**Data provided**

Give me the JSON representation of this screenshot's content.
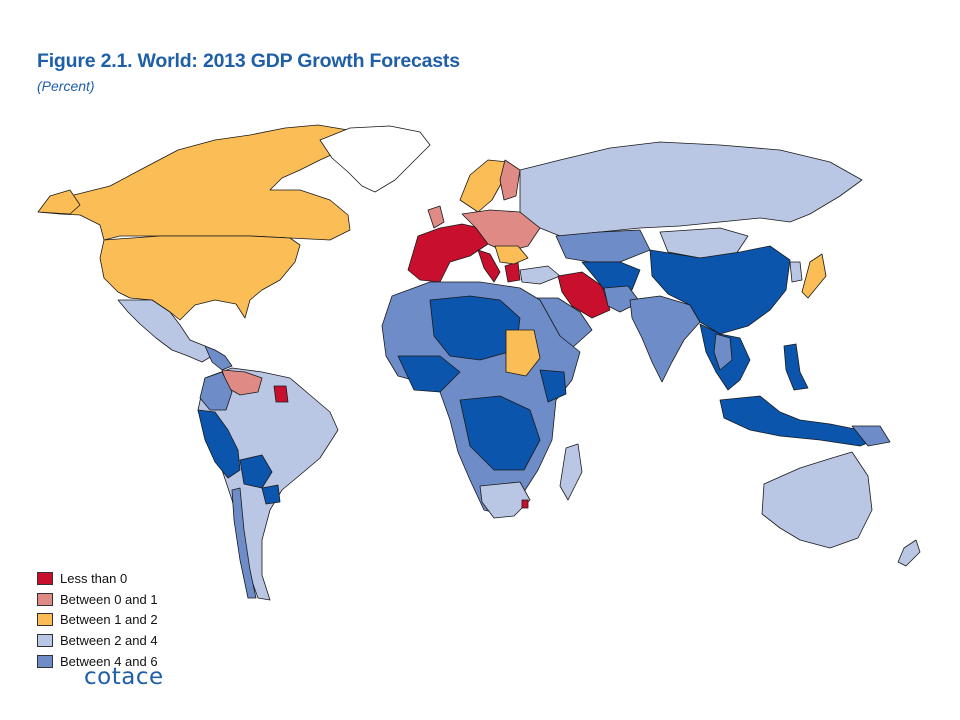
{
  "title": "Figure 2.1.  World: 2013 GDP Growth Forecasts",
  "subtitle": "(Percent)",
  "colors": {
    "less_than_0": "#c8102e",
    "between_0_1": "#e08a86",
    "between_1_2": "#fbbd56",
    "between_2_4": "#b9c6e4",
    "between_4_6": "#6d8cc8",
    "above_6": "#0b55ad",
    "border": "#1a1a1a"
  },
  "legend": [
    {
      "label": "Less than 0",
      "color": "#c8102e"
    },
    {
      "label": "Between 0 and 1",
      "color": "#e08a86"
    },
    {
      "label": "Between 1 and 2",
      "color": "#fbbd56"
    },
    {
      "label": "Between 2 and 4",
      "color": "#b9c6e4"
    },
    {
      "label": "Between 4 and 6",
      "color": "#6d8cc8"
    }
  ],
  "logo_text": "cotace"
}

**Task to carry out**
From the data above, copy out every line with the string "label" in it.

**Solution to the problem**
      "label": "Less than 0",
      "label": "Between 0 and 1",
      "label": "Between 1 and 2",
      "label": "Between 2 and 4",
      "label": "Between 4 and 6",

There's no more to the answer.